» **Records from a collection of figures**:
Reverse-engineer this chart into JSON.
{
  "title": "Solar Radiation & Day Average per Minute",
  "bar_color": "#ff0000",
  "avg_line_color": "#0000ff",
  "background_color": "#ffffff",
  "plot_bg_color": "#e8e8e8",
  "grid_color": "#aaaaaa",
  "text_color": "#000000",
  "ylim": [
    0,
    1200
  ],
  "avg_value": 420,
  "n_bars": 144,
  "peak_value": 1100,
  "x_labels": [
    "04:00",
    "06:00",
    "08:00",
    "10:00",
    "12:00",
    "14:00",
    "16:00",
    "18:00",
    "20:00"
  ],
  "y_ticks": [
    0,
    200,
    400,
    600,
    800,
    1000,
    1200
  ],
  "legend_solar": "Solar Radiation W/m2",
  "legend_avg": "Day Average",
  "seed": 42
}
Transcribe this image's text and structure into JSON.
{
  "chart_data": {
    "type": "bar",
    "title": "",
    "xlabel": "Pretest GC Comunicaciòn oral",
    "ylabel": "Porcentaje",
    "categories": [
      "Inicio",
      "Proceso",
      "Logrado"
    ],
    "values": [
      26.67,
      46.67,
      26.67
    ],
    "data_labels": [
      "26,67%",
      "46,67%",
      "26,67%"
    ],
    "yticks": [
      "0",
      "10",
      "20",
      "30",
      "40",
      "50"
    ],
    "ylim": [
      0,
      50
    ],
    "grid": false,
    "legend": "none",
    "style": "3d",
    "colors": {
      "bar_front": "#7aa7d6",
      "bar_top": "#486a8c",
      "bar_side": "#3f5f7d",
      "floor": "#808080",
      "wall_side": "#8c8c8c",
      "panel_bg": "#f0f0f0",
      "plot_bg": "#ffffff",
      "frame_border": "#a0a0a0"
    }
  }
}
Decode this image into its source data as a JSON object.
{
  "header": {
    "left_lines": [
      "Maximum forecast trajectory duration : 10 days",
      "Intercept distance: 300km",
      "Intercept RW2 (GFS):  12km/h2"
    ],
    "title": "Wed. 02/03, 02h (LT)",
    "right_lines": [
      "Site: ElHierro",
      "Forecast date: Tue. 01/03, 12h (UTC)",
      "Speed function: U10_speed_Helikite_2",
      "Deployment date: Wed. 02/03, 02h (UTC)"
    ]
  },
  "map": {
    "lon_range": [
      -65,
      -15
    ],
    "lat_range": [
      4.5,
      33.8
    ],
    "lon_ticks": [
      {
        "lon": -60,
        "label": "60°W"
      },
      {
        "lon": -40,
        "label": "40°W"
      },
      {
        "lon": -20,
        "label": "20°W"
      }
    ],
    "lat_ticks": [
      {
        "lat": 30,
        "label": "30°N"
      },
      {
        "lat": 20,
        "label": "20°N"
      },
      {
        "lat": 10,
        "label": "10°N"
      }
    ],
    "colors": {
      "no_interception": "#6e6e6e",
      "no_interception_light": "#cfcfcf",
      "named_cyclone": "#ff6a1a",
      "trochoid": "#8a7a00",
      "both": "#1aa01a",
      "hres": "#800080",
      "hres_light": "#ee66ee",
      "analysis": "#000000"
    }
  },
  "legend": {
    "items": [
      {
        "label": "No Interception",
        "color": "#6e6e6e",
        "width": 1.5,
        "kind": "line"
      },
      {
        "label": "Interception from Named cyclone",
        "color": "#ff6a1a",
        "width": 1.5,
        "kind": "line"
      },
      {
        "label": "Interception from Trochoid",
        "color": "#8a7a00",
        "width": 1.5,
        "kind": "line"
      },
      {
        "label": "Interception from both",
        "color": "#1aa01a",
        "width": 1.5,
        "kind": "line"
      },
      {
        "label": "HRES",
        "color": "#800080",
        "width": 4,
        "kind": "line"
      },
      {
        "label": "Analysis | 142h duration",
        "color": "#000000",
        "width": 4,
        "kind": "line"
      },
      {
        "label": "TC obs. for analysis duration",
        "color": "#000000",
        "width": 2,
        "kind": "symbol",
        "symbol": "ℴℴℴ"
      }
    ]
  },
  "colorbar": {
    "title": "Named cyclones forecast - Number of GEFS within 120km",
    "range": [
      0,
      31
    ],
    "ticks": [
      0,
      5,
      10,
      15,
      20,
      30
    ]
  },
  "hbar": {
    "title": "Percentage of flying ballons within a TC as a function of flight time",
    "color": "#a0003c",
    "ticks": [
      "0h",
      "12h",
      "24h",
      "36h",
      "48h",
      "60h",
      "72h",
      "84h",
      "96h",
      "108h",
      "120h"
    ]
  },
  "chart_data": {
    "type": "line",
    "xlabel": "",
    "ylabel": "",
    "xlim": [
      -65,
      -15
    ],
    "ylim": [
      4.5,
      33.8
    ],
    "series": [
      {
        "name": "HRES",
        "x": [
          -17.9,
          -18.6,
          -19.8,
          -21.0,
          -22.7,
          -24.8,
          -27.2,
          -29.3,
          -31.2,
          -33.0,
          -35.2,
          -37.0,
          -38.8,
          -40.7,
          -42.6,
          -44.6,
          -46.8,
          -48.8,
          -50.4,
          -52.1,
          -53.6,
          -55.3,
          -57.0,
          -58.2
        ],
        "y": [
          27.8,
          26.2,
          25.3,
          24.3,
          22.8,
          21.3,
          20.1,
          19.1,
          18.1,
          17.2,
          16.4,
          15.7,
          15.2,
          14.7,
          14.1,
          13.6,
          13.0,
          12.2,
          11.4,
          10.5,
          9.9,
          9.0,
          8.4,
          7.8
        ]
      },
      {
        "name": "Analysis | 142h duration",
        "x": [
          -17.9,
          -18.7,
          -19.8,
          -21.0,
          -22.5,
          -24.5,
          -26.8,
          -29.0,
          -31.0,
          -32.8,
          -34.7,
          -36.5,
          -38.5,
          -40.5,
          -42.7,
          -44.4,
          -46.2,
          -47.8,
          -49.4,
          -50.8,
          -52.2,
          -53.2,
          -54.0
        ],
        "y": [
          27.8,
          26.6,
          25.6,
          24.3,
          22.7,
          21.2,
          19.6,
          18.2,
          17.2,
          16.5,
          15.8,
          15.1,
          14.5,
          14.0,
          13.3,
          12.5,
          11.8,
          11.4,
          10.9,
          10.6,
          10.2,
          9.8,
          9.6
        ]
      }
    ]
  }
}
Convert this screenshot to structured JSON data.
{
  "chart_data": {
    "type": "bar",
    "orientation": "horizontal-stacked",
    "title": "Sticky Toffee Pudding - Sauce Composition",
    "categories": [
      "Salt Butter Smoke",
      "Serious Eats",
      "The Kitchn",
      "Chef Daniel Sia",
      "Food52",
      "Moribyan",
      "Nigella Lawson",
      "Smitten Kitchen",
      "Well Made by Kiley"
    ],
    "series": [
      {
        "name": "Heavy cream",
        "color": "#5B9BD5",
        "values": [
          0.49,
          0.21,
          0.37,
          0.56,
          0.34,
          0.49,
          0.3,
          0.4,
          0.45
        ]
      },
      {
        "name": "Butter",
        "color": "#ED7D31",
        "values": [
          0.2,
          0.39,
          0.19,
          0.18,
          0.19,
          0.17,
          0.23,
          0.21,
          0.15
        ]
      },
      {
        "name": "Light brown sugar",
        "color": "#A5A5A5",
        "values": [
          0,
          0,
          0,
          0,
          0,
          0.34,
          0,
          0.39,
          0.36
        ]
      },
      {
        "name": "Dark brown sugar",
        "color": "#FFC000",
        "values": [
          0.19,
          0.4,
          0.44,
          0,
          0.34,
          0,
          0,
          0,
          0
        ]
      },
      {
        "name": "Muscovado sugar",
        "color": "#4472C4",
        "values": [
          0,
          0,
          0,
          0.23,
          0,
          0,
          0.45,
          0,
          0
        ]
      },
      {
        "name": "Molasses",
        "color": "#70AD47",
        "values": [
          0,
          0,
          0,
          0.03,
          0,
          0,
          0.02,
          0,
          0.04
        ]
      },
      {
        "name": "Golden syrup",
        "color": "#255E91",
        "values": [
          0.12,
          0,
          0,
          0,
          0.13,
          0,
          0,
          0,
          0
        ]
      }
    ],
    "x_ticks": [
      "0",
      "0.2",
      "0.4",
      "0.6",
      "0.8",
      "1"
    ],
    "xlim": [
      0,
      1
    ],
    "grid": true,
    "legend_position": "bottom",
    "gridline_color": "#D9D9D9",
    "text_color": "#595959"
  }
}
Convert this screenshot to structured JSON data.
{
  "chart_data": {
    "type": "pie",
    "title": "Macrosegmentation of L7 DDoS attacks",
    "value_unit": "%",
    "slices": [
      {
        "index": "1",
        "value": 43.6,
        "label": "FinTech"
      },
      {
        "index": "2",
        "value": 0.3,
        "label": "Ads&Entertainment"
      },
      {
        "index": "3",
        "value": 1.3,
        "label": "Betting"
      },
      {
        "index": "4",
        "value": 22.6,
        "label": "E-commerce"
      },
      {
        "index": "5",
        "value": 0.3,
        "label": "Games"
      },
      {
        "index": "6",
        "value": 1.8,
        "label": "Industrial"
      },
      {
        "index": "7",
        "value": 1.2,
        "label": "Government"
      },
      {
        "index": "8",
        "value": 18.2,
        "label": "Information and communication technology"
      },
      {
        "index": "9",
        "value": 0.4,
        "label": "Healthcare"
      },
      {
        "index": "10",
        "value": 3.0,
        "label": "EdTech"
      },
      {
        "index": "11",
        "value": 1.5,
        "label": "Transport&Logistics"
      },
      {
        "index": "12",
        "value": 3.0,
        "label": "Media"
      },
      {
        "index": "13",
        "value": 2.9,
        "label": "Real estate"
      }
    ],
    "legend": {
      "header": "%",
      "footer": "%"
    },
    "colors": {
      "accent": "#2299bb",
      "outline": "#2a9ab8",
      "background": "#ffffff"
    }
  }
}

» **Direction**:
Report each line in the data that holds the word "this".

» **Exercise solution**:
Reverse-engineer this chart into JSON.
Transcribe this image's text and structure into JSON.
Decode this image into its source data as a JSON object.
Convert this screenshot to structured JSON data.
Convert this screenshot to structured JSON data.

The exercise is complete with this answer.